**Your instructions:** All entries are to be quoted exactly; the images stay out of the copy.

○ ○ ○ ○ ○ ○ ○

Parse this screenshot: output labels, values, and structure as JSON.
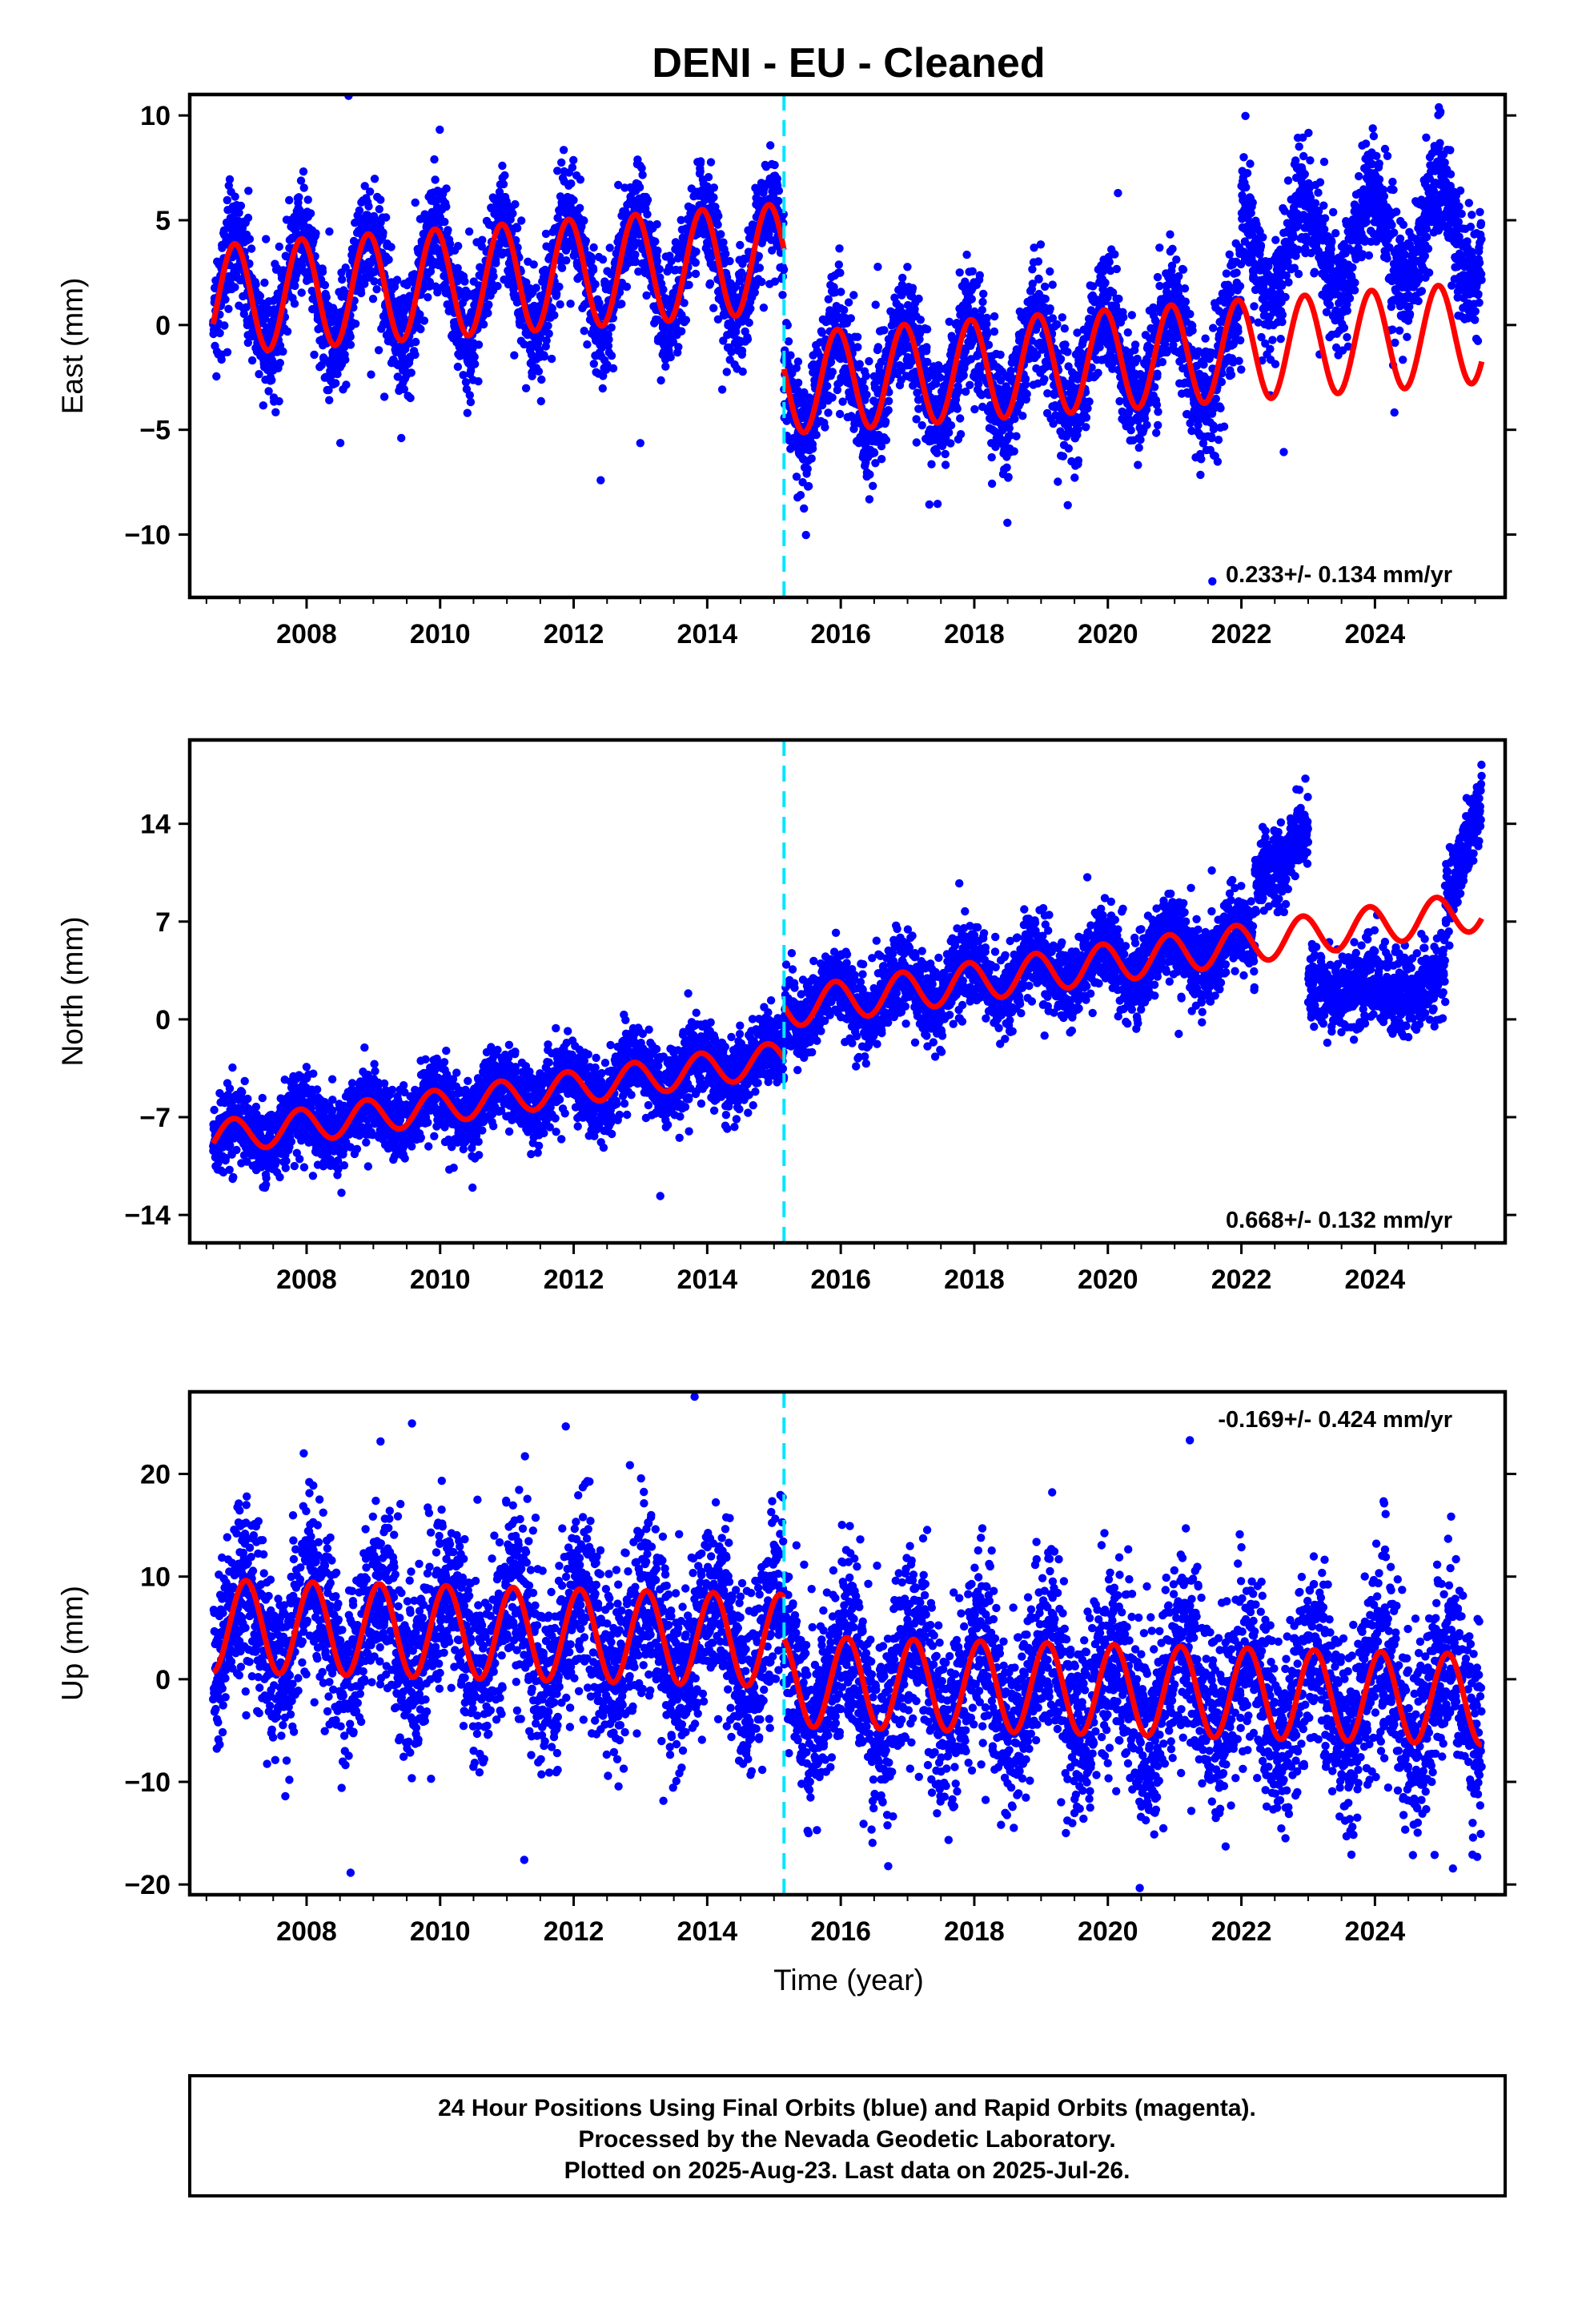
{
  "title": "DENI  - EU - Cleaned",
  "xlabel": "Time (year)",
  "footer": {
    "line1": "24 Hour Positions Using Final Orbits (blue) and Rapid Orbits (magenta).",
    "line2": "Processed by the Nevada Geodetic Laboratory.",
    "line3": "Plotted on 2025-Aug-23. Last data on 2025-Jul-26."
  },
  "colors": {
    "data": "#0000ff",
    "model": "#ff0000",
    "break_line": "#00e5ff",
    "frame": "#000000"
  },
  "chart_data": [
    {
      "type": "scatter",
      "ylabel": "East (mm)",
      "rate_text": "0.233+/- 0.134 mm/yr",
      "xlim": [
        2006.25,
        2025.95
      ],
      "ylim": [
        -13.0,
        11.0
      ],
      "yticks": [
        -10,
        -5,
        0,
        5,
        10
      ],
      "ytick_labels": [
        "−10",
        "−5",
        "0",
        "5",
        "10"
      ],
      "xticks": [
        2008,
        2010,
        2012,
        2014,
        2016,
        2018,
        2020,
        2022,
        2024
      ],
      "break_year": 2015.15,
      "segments": [
        {
          "start": 2006.6,
          "end": 2015.15,
          "offset": 1.2,
          "rate": 0.233,
          "amp": 2.6,
          "phase": 2.05,
          "noise": 1.3
        },
        {
          "start": 2015.15,
          "end": 2022.0,
          "offset": -2.8,
          "rate": 0.233,
          "amp": 2.3,
          "phase": 1.9,
          "noise": 1.4
        },
        {
          "start": 2022.0,
          "end": 2025.6,
          "offset": 3.6,
          "rate": 0.233,
          "amp": 2.4,
          "phase": 1.9,
          "noise": 1.3
        }
      ],
      "model_segments": [
        {
          "start": 2006.6,
          "end": 2015.15,
          "offset": 1.2,
          "rate": 0.233,
          "amp": 2.6,
          "phase": 2.05
        },
        {
          "start": 2015.15,
          "end": 2025.6,
          "offset": -2.8,
          "rate": 0.233,
          "amp": 2.4,
          "phase": 1.9
        }
      ],
      "rate_position": "bottom-right"
    },
    {
      "type": "scatter",
      "ylabel": "North (mm)",
      "rate_text": "0.668+/- 0.132 mm/yr",
      "xlim": [
        2006.25,
        2025.95
      ],
      "ylim": [
        -16.0,
        20.0
      ],
      "yticks": [
        -14,
        -7,
        0,
        7,
        14
      ],
      "ytick_labels": [
        "−14",
        "−7",
        "0",
        "7",
        "14"
      ],
      "xticks": [
        2008,
        2010,
        2012,
        2014,
        2016,
        2018,
        2020,
        2022,
        2024
      ],
      "break_year": 2015.15,
      "segments": [
        {
          "start": 2006.6,
          "end": 2015.15,
          "offset": -8.5,
          "rate": 0.668,
          "amp": 1.2,
          "phase": 2.2,
          "noise": 1.3
        },
        {
          "start": 2015.15,
          "end": 2022.2,
          "offset": 0.8,
          "rate": 0.668,
          "amp": 1.4,
          "phase": 2.1,
          "noise": 1.4
        },
        {
          "start": 2022.2,
          "end": 2023.0,
          "offset": 10.4,
          "rate": 3.0,
          "amp": 0.5,
          "phase": 2.0,
          "noise": 1.3
        },
        {
          "start": 2023.0,
          "end": 2025.05,
          "offset": 2.0,
          "rate": 0.3,
          "amp": 0.6,
          "phase": 2.0,
          "noise": 1.4
        },
        {
          "start": 2025.05,
          "end": 2025.6,
          "offset": 7.5,
          "rate": 16.0,
          "amp": 0.3,
          "phase": 2.0,
          "noise": 1.3
        }
      ],
      "model_segments": [
        {
          "start": 2006.6,
          "end": 2015.15,
          "offset": -8.5,
          "rate": 0.668,
          "amp": 1.2,
          "phase": 2.2
        },
        {
          "start": 2015.15,
          "end": 2025.6,
          "offset": 0.8,
          "rate": 0.668,
          "amp": 1.4,
          "phase": 2.1
        }
      ],
      "rate_position": "bottom-right"
    },
    {
      "type": "scatter",
      "ylabel": "Up (mm)",
      "rate_text": "-0.169+/- 0.424 mm/yr",
      "xlim": [
        2006.25,
        2025.95
      ],
      "ylim": [
        -21.0,
        28.0
      ],
      "yticks": [
        -20,
        -10,
        0,
        10,
        20
      ],
      "ytick_labels": [
        "−20",
        "−10",
        "0",
        "10",
        "20"
      ],
      "xticks": [
        2008,
        2010,
        2012,
        2014,
        2016,
        2018,
        2020,
        2022,
        2024
      ],
      "break_year": 2015.15,
      "segments": [
        {
          "start": 2006.6,
          "end": 2015.15,
          "offset": 5.2,
          "rate": -0.169,
          "amp": 4.5,
          "phase": 1.0,
          "noise": 4.3
        },
        {
          "start": 2015.15,
          "end": 2025.6,
          "offset": -0.2,
          "rate": -0.169,
          "amp": 4.4,
          "phase": 1.0,
          "noise": 4.5
        }
      ],
      "model_segments": [
        {
          "start": 2006.6,
          "end": 2015.15,
          "offset": 5.2,
          "rate": -0.169,
          "amp": 4.5,
          "phase": 1.0
        },
        {
          "start": 2015.15,
          "end": 2025.6,
          "offset": -0.2,
          "rate": -0.169,
          "amp": 4.4,
          "phase": 1.0
        }
      ],
      "rate_position": "top-right"
    }
  ]
}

○ ○ ○ ○ ○ ○ ○

**Task answer:**
Parse this screenshot: output labels, values, and structure as JSON.
{
  "title": "DENI  - EU - Cleaned",
  "xlabel": "Time (year)",
  "footer": {
    "line1": "24 Hour Positions Using Final Orbits (blue) and Rapid Orbits (magenta).",
    "line2": "Processed by the Nevada Geodetic Laboratory.",
    "line3": "Plotted on 2025-Aug-23. Last data on 2025-Jul-26."
  },
  "colors": {
    "data": "#0000ff",
    "model": "#ff0000",
    "break_line": "#00e5ff",
    "frame": "#000000"
  },
  "chart_data": [
    {
      "type": "scatter",
      "ylabel": "East (mm)",
      "rate_text": "0.233+/- 0.134 mm/yr",
      "xlim": [
        2006.25,
        2025.95
      ],
      "ylim": [
        -13.0,
        11.0
      ],
      "yticks": [
        -10,
        -5,
        0,
        5,
        10
      ],
      "ytick_labels": [
        "−10",
        "−5",
        "0",
        "5",
        "10"
      ],
      "xticks": [
        2008,
        2010,
        2012,
        2014,
        2016,
        2018,
        2020,
        2022,
        2024
      ],
      "break_year": 2015.15,
      "segments": [
        {
          "start": 2006.6,
          "end": 2015.15,
          "offset": 1.2,
          "rate": 0.233,
          "amp": 2.6,
          "phase": 2.05,
          "noise": 1.3
        },
        {
          "start": 2015.15,
          "end": 2022.0,
          "offset": -2.8,
          "rate": 0.233,
          "amp": 2.3,
          "phase": 1.9,
          "noise": 1.4
        },
        {
          "start": 2022.0,
          "end": 2025.6,
          "offset": 3.6,
          "rate": 0.233,
          "amp": 2.4,
          "phase": 1.9,
          "noise": 1.3
        }
      ],
      "model_segments": [
        {
          "start": 2006.6,
          "end": 2015.15,
          "offset": 1.2,
          "rate": 0.233,
          "amp": 2.6,
          "phase": 2.05
        },
        {
          "start": 2015.15,
          "end": 2025.6,
          "offset": -2.8,
          "rate": 0.233,
          "amp": 2.4,
          "phase": 1.9
        }
      ],
      "rate_position": "bottom-right"
    },
    {
      "type": "scatter",
      "ylabel": "North (mm)",
      "rate_text": "0.668+/- 0.132 mm/yr",
      "xlim": [
        2006.25,
        2025.95
      ],
      "ylim": [
        -16.0,
        20.0
      ],
      "yticks": [
        -14,
        -7,
        0,
        7,
        14
      ],
      "ytick_labels": [
        "−14",
        "−7",
        "0",
        "7",
        "14"
      ],
      "xticks": [
        2008,
        2010,
        2012,
        2014,
        2016,
        2018,
        2020,
        2022,
        2024
      ],
      "break_year": 2015.15,
      "segments": [
        {
          "start": 2006.6,
          "end": 2015.15,
          "offset": -8.5,
          "rate": 0.668,
          "amp": 1.2,
          "phase": 2.2,
          "noise": 1.3
        },
        {
          "start": 2015.15,
          "end": 2022.2,
          "offset": 0.8,
          "rate": 0.668,
          "amp": 1.4,
          "phase": 2.1,
          "noise": 1.4
        },
        {
          "start": 2022.2,
          "end": 2023.0,
          "offset": 10.4,
          "rate": 3.0,
          "amp": 0.5,
          "phase": 2.0,
          "noise": 1.3
        },
        {
          "start": 2023.0,
          "end": 2025.05,
          "offset": 2.0,
          "rate": 0.3,
          "amp": 0.6,
          "phase": 2.0,
          "noise": 1.4
        },
        {
          "start": 2025.05,
          "end": 2025.6,
          "offset": 7.5,
          "rate": 16.0,
          "amp": 0.3,
          "phase": 2.0,
          "noise": 1.3
        }
      ],
      "model_segments": [
        {
          "start": 2006.6,
          "end": 2015.15,
          "offset": -8.5,
          "rate": 0.668,
          "amp": 1.2,
          "phase": 2.2
        },
        {
          "start": 2015.15,
          "end": 2025.6,
          "offset": 0.8,
          "rate": 0.668,
          "amp": 1.4,
          "phase": 2.1
        }
      ],
      "rate_position": "bottom-right"
    },
    {
      "type": "scatter",
      "ylabel": "Up (mm)",
      "rate_text": "-0.169+/- 0.424 mm/yr",
      "xlim": [
        2006.25,
        2025.95
      ],
      "ylim": [
        -21.0,
        28.0
      ],
      "yticks": [
        -20,
        -10,
        0,
        10,
        20
      ],
      "ytick_labels": [
        "−20",
        "−10",
        "0",
        "10",
        "20"
      ],
      "xticks": [
        2008,
        2010,
        2012,
        2014,
        2016,
        2018,
        2020,
        2022,
        2024
      ],
      "break_year": 2015.15,
      "segments": [
        {
          "start": 2006.6,
          "end": 2015.15,
          "offset": 5.2,
          "rate": -0.169,
          "amp": 4.5,
          "phase": 1.0,
          "noise": 4.3
        },
        {
          "start": 2015.15,
          "end": 2025.6,
          "offset": -0.2,
          "rate": -0.169,
          "amp": 4.4,
          "phase": 1.0,
          "noise": 4.5
        }
      ],
      "model_segments": [
        {
          "start": 2006.6,
          "end": 2015.15,
          "offset": 5.2,
          "rate": -0.169,
          "amp": 4.5,
          "phase": 1.0
        },
        {
          "start": 2015.15,
          "end": 2025.6,
          "offset": -0.2,
          "rate": -0.169,
          "amp": 4.4,
          "phase": 1.0
        }
      ],
      "rate_position": "top-right"
    }
  ]
}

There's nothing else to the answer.